● **YOUR INSTRUCTIONS**: Without the pictures, copy the entries below word for word.

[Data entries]
>> Start

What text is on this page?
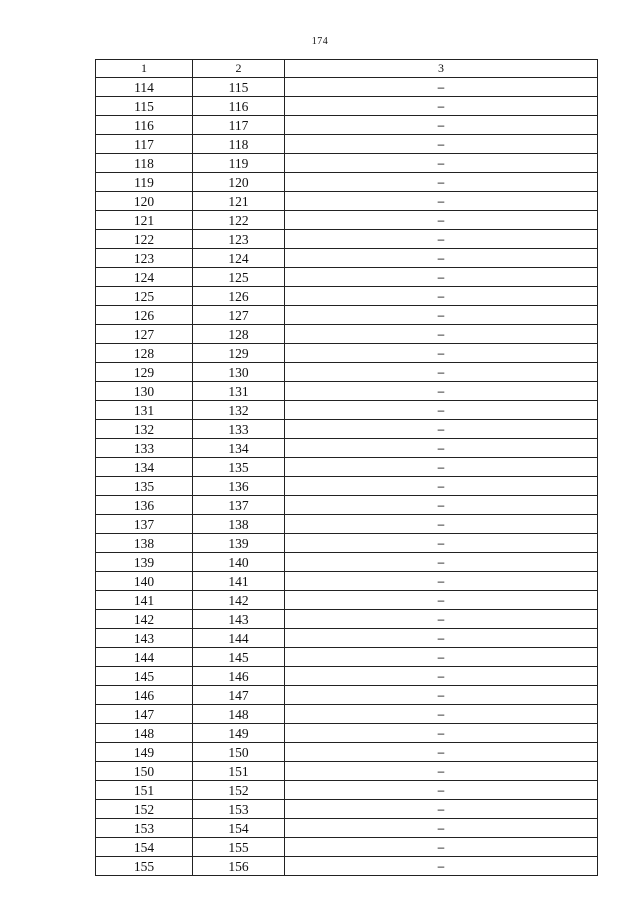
174
1	2	3
114	115	–
115	116	–
116	117	–
117	118	–
118	119	–
119	120	–
120	121	–
121	122	–
122	123	–
123	124	–
124	125	–
125	126	–
126	127	–
127	128	–
128	129	–
129	130	–
130	131	–
131	132	–
132	133	–
133	134	–
134	135	–
135	136	–
136	137	–
137	138	–
138	139	–
139	140	–
140	141	–
141	142	–
142	143	–
143	144	–
144	145	–
145	146	–
146	147	–
147	148	–
148	149	–
149	150	–
150	151	–
151	152	–
152	153	–
153	154	–
154	155	–
155	156	–
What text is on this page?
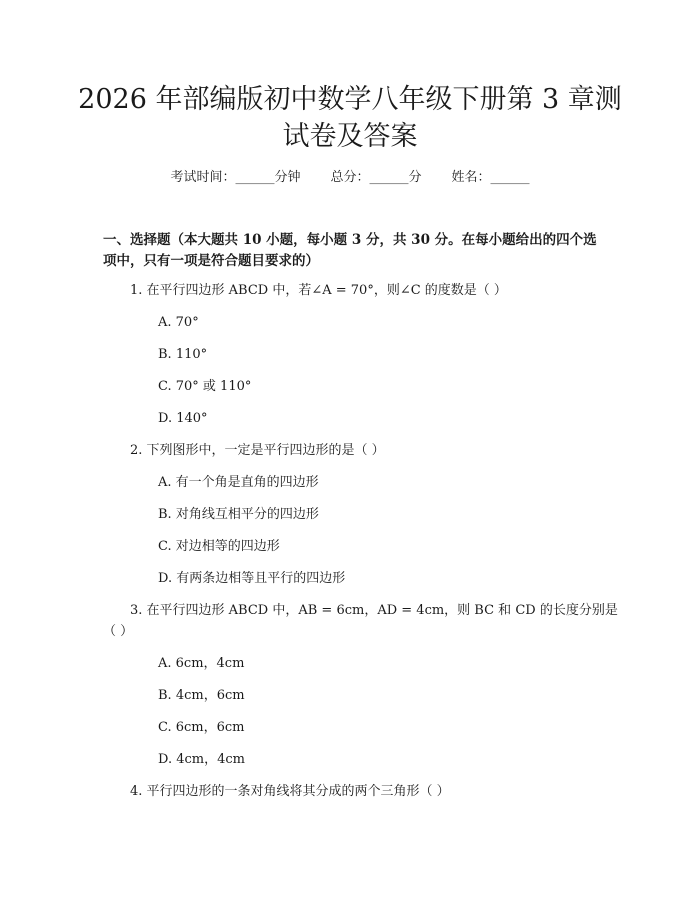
2026 年部编版初中数学八年级下册第 3 章测
试卷及答案
考试时间：______分钟 总分：______分 姓名：______
一、选择题（本大题共 10 小题，每小题 3 分，共 30 分。在每小题给出的四个选
项中，只有一项是符合题目要求的）
1. 在平行四边形 ABCD 中，若∠A = 70°，则∠C 的度数是（ ）
A. 70°
B. 110°
C. 70° 或 110°
D. 140°
2. 下列图形中，一定是平行四边形的是（ ）
A. 有一个角是直角的四边形
B. 对角线互相平分的四边形
C. 对边相等的四边形
D. 有两条边相等且平行的四边形
3. 在平行四边形 ABCD 中，AB = 6cm，AD = 4cm，则 BC 和 CD 的长度分别是
（ ）
A. 6cm，4cm
B. 4cm，6cm
C. 6cm，6cm
D. 4cm，4cm
4. 平行四边形的一条对角线将其分成的两个三角形（ ）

>> End

● **WRITTEN SOLUTION**:
What text is on this page?
174
1	2	3
114	115	–
115	116	–
116	117	–
117	118	–
118	119	–
119	120	–
120	121	–
121	122	–
122	123	–
123	124	–
124	125	–
125	126	–
126	127	–
127	128	–
128	129	–
129	130	–
130	131	–
131	132	–
132	133	–
133	134	–
134	135	–
135	136	–
136	137	–
137	138	–
138	139	–
139	140	–
140	141	–
141	142	–
142	143	–
143	144	–
144	145	–
145	146	–
146	147	–
147	148	–
148	149	–
149	150	–
150	151	–
151	152	–
152	153	–
153	154	–
154	155	–
155	156	–
What text is on this page?
2026 年部编版初中数学八年级下册第 3 章测
试卷及答案
考试时间：______分钟 总分：______分 姓名：______
一、选择题（本大题共 10 小题，每小题 3 分，共 30 分。在每小题给出的四个选
项中，只有一项是符合题目要求的）
1. 在平行四边形 ABCD 中，若∠A = 70°，则∠C 的度数是（ ）
A. 70°
B. 110°
C. 70° 或 110°
D. 140°
2. 下列图形中，一定是平行四边形的是（ ）
A. 有一个角是直角的四边形
B. 对角线互相平分的四边形
C. 对边相等的四边形
D. 有两条边相等且平行的四边形
3. 在平行四边形 ABCD 中，AB = 6cm，AD = 4cm，则 BC 和 CD 的长度分别是
（ ）
A. 6cm，4cm
B. 4cm，6cm
C. 6cm，6cm
D. 4cm，4cm
4. 平行四边形的一条对角线将其分成的两个三角形（ ）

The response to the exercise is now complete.